**Given exercise:**
The entries need to be copied exactly.

— Begin Data to use —

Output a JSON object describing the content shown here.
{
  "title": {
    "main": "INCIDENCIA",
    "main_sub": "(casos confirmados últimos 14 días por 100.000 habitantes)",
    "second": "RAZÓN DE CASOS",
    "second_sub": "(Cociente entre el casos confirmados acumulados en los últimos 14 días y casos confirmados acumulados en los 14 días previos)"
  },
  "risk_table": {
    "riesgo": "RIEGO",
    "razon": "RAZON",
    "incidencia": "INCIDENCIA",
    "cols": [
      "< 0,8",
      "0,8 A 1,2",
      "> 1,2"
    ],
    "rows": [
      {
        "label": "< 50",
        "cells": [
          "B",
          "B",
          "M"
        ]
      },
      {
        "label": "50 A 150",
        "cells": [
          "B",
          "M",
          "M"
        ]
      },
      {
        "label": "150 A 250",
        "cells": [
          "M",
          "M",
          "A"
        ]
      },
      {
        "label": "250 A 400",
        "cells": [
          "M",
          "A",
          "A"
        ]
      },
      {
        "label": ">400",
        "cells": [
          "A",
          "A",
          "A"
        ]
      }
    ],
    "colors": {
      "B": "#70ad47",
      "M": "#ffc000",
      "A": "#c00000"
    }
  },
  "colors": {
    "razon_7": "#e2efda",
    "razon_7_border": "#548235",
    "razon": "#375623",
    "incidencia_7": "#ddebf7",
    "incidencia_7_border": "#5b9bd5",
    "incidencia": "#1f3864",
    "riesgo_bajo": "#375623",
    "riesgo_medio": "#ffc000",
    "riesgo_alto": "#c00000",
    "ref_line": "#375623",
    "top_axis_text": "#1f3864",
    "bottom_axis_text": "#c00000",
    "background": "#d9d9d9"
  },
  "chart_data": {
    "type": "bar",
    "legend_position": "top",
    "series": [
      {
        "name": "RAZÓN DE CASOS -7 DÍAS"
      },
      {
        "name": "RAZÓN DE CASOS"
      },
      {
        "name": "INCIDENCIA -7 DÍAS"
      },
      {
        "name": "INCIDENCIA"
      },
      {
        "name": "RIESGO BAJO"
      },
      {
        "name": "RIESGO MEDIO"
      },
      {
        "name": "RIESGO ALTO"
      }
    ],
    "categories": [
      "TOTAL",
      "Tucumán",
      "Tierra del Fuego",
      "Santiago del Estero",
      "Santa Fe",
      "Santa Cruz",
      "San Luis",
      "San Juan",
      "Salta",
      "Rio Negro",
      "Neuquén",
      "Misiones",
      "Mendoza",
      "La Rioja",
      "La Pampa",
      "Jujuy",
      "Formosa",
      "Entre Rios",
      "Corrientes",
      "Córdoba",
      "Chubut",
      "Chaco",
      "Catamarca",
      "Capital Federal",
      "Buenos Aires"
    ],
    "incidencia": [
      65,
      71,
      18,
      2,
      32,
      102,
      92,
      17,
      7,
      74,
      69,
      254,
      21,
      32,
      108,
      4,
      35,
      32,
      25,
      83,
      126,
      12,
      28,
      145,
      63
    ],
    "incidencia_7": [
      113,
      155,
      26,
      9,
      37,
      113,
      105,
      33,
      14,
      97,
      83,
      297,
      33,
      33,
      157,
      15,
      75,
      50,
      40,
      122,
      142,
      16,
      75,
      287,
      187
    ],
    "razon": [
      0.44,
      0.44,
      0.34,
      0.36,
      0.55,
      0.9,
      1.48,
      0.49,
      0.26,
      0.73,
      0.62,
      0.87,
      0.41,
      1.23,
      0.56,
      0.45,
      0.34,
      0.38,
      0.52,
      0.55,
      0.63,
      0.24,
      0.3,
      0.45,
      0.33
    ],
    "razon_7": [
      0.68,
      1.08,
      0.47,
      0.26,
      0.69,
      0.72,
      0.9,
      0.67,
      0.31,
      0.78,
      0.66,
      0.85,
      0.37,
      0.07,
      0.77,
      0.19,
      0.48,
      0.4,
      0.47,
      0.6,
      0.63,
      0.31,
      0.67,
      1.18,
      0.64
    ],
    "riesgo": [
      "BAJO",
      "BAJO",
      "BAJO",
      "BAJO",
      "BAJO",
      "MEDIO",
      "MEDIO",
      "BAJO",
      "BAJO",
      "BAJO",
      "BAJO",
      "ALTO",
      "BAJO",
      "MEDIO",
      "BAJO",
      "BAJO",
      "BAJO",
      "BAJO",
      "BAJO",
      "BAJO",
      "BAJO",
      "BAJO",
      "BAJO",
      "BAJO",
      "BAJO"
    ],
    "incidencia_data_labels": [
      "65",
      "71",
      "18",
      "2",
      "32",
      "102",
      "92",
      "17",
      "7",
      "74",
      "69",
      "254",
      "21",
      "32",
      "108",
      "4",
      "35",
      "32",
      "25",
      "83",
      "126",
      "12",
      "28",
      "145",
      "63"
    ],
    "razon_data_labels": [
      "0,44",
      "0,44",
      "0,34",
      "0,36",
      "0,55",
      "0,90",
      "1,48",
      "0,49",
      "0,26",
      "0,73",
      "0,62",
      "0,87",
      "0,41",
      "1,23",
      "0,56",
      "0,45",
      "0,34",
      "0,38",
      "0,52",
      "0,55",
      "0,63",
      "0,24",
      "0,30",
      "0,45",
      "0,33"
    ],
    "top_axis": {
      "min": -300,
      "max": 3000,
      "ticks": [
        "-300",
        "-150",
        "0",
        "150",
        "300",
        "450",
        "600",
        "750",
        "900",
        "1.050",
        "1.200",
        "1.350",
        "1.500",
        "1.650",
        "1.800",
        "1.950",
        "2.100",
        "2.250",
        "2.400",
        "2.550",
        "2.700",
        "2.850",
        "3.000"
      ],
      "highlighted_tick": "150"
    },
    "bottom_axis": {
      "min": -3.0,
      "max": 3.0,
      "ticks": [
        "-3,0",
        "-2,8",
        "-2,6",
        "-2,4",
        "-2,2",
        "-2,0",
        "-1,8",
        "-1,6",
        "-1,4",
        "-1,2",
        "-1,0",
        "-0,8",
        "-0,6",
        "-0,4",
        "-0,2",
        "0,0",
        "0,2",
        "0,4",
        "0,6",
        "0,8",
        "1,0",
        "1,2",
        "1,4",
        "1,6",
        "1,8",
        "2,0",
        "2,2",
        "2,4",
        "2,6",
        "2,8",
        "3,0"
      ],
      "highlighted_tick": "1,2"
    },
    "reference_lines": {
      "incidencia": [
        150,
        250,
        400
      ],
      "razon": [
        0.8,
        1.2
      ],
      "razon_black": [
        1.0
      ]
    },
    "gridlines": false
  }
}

— End Data to use —

**Right answer:**
Output a JSON object describing the content shown here.
{
  "title": {
    "main": "INCIDENCIA",
    "main_sub": "(casos confirmados últimos 14 días por 100.000 habitantes)",
    "second": "RAZÓN DE CASOS",
    "second_sub": "(Cociente entre el casos confirmados acumulados en los últimos 14 días y casos confirmados acumulados en los 14 días previos)"
  },
  "risk_table": {
    "riesgo": "RIEGO",
    "razon": "RAZON",
    "incidencia": "INCIDENCIA",
    "cols": [
      "< 0,8",
      "0,8 A 1,2",
      "> 1,2"
    ],
    "rows": [
      {
        "label": "< 50",
        "cells": [
          "B",
          "B",
          "M"
        ]
      },
      {
        "label": "50 A 150",
        "cells": [
          "B",
          "M",
          "M"
        ]
      },
      {
        "label": "150 A 250",
        "cells": [
          "M",
          "M",
          "A"
        ]
      },
      {
        "label": "250 A 400",
        "cells": [
          "M",
          "A",
          "A"
        ]
      },
      {
        "label": ">400",
        "cells": [
          "A",
          "A",
          "A"
        ]
      }
    ],
    "colors": {
      "B": "#70ad47",
      "M": "#ffc000",
      "A": "#c00000"
    }
  },
  "colors": {
    "razon_7": "#e2efda",
    "razon_7_border": "#548235",
    "razon": "#375623",
    "incidencia_7": "#ddebf7",
    "incidencia_7_border": "#5b9bd5",
    "incidencia": "#1f3864",
    "riesgo_bajo": "#375623",
    "riesgo_medio": "#ffc000",
    "riesgo_alto": "#c00000",
    "ref_line": "#375623",
    "top_axis_text": "#1f3864",
    "bottom_axis_text": "#c00000",
    "background": "#d9d9d9"
  },
  "chart_data": {
    "type": "bar",
    "legend_position": "top",
    "series": [
      {
        "name": "RAZÓN DE CASOS -7 DÍAS"
      },
      {
        "name": "RAZÓN DE CASOS"
      },
      {
        "name": "INCIDENCIA -7 DÍAS"
      },
      {
        "name": "INCIDENCIA"
      },
      {
        "name": "RIESGO BAJO"
      },
      {
        "name": "RIESGO MEDIO"
      },
      {
        "name": "RIESGO ALTO"
      }
    ],
    "categories": [
      "TOTAL",
      "Tucumán",
      "Tierra del Fuego",
      "Santiago del Estero",
      "Santa Fe",
      "Santa Cruz",
      "San Luis",
      "San Juan",
      "Salta",
      "Rio Negro",
      "Neuquén",
      "Misiones",
      "Mendoza",
      "La Rioja",
      "La Pampa",
      "Jujuy",
      "Formosa",
      "Entre Rios",
      "Corrientes",
      "Córdoba",
      "Chubut",
      "Chaco",
      "Catamarca",
      "Capital Federal",
      "Buenos Aires"
    ],
    "incidencia": [
      65,
      71,
      18,
      2,
      32,
      102,
      92,
      17,
      7,
      74,
      69,
      254,
      21,
      32,
      108,
      4,
      35,
      32,
      25,
      83,
      126,
      12,
      28,
      145,
      63
    ],
    "incidencia_7": [
      113,
      155,
      26,
      9,
      37,
      113,
      105,
      33,
      14,
      97,
      83,
      297,
      33,
      33,
      157,
      15,
      75,
      50,
      40,
      122,
      142,
      16,
      75,
      287,
      187
    ],
    "razon": [
      0.44,
      0.44,
      0.34,
      0.36,
      0.55,
      0.9,
      1.48,
      0.49,
      0.26,
      0.73,
      0.62,
      0.87,
      0.41,
      1.23,
      0.56,
      0.45,
      0.34,
      0.38,
      0.52,
      0.55,
      0.63,
      0.24,
      0.3,
      0.45,
      0.33
    ],
    "razon_7": [
      0.68,
      1.08,
      0.47,
      0.26,
      0.69,
      0.72,
      0.9,
      0.67,
      0.31,
      0.78,
      0.66,
      0.85,
      0.37,
      0.07,
      0.77,
      0.19,
      0.48,
      0.4,
      0.47,
      0.6,
      0.63,
      0.31,
      0.67,
      1.18,
      0.64
    ],
    "riesgo": [
      "BAJO",
      "BAJO",
      "BAJO",
      "BAJO",
      "BAJO",
      "MEDIO",
      "MEDIO",
      "BAJO",
      "BAJO",
      "BAJO",
      "BAJO",
      "ALTO",
      "BAJO",
      "MEDIO",
      "BAJO",
      "BAJO",
      "BAJO",
      "BAJO",
      "BAJO",
      "BAJO",
      "BAJO",
      "BAJO",
      "BAJO",
      "BAJO",
      "BAJO"
    ],
    "incidencia_data_labels": [
      "65",
      "71",
      "18",
      "2",
      "32",
      "102",
      "92",
      "17",
      "7",
      "74",
      "69",
      "254",
      "21",
      "32",
      "108",
      "4",
      "35",
      "32",
      "25",
      "83",
      "126",
      "12",
      "28",
      "145",
      "63"
    ],
    "razon_data_labels": [
      "0,44",
      "0,44",
      "0,34",
      "0,36",
      "0,55",
      "0,90",
      "1,48",
      "0,49",
      "0,26",
      "0,73",
      "0,62",
      "0,87",
      "0,41",
      "1,23",
      "0,56",
      "0,45",
      "0,34",
      "0,38",
      "0,52",
      "0,55",
      "0,63",
      "0,24",
      "0,30",
      "0,45",
      "0,33"
    ],
    "top_axis": {
      "min": -300,
      "max": 3000,
      "ticks": [
        "-300",
        "-150",
        "0",
        "150",
        "300",
        "450",
        "600",
        "750",
        "900",
        "1.050",
        "1.200",
        "1.350",
        "1.500",
        "1.650",
        "1.800",
        "1.950",
        "2.100",
        "2.250",
        "2.400",
        "2.550",
        "2.700",
        "2.850",
        "3.000"
      ],
      "highlighted_tick": "150"
    },
    "bottom_axis": {
      "min": -3.0,
      "max": 3.0,
      "ticks": [
        "-3,0",
        "-2,8",
        "-2,6",
        "-2,4",
        "-2,2",
        "-2,0",
        "-1,8",
        "-1,6",
        "-1,4",
        "-1,2",
        "-1,0",
        "-0,8",
        "-0,6",
        "-0,4",
        "-0,2",
        "0,0",
        "0,2",
        "0,4",
        "0,6",
        "0,8",
        "1,0",
        "1,2",
        "1,4",
        "1,6",
        "1,8",
        "2,0",
        "2,2",
        "2,4",
        "2,6",
        "2,8",
        "3,0"
      ],
      "highlighted_tick": "1,2"
    },
    "reference_lines": {
      "incidencia": [
        150,
        250,
        400
      ],
      "razon": [
        0.8,
        1.2
      ],
      "razon_black": [
        1.0
      ]
    },
    "gridlines": false
  }
}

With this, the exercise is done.